**Exercise prompt:** Check every line of the data below for the string "benzoquinone", and copy the ones that hold it.

**Figure record extracts:**

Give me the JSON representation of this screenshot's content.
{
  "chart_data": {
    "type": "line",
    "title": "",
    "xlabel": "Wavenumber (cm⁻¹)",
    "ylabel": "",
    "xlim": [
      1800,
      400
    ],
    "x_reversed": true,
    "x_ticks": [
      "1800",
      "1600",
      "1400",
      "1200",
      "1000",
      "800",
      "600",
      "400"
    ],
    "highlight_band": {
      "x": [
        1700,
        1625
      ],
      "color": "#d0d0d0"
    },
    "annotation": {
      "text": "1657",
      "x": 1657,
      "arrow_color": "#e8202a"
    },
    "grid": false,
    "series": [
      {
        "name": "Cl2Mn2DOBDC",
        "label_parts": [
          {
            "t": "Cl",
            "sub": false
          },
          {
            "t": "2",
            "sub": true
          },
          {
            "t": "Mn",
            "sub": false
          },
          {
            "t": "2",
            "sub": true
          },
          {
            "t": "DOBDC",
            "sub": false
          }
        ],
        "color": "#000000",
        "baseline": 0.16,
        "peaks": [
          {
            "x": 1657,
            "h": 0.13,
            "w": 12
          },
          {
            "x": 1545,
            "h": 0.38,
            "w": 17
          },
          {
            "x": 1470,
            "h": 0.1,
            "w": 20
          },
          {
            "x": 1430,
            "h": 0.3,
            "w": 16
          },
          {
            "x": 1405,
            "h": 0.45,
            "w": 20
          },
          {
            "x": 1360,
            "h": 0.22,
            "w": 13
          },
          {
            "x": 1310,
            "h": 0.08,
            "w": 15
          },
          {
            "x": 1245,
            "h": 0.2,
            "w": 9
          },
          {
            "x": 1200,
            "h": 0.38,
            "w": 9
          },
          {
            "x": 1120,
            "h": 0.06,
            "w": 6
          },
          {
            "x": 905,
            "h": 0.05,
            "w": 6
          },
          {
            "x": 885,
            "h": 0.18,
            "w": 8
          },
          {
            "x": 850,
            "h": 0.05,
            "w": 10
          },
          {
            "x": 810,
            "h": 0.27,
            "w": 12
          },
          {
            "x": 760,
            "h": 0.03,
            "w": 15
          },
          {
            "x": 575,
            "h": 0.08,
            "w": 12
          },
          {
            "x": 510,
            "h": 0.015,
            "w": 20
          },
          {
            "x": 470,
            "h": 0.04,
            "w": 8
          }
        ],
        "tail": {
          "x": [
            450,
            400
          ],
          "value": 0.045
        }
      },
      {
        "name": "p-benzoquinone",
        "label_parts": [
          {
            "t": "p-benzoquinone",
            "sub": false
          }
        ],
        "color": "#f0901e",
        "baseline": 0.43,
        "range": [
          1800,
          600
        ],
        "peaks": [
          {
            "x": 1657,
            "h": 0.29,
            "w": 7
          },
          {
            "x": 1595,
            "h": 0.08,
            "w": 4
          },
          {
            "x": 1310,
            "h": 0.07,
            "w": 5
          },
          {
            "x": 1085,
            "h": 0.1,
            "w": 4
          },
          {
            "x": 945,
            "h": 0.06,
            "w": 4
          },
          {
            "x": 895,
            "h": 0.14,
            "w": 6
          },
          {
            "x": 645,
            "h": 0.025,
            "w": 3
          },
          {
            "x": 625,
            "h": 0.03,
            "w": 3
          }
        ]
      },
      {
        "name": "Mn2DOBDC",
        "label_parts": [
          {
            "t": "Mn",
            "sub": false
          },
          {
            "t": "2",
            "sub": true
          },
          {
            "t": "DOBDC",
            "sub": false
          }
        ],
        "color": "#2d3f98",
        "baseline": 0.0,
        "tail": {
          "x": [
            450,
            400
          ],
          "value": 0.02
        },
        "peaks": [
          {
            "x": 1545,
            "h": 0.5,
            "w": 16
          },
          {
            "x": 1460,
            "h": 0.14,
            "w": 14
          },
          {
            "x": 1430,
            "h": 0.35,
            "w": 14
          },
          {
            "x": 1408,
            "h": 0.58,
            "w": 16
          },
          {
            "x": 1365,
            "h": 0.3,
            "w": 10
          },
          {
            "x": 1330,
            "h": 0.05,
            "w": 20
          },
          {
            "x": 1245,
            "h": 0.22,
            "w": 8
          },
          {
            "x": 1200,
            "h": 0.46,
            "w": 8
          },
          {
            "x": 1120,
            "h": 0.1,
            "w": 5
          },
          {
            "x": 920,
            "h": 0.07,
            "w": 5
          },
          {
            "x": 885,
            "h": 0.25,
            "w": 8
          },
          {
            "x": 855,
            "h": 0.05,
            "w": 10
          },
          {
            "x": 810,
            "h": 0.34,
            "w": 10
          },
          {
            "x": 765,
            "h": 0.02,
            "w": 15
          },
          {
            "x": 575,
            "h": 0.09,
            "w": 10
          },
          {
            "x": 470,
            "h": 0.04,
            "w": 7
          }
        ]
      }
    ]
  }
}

**Solution to the problem:**
        "name": "p-benzoquinone",
            "t": "p-benzoquinone",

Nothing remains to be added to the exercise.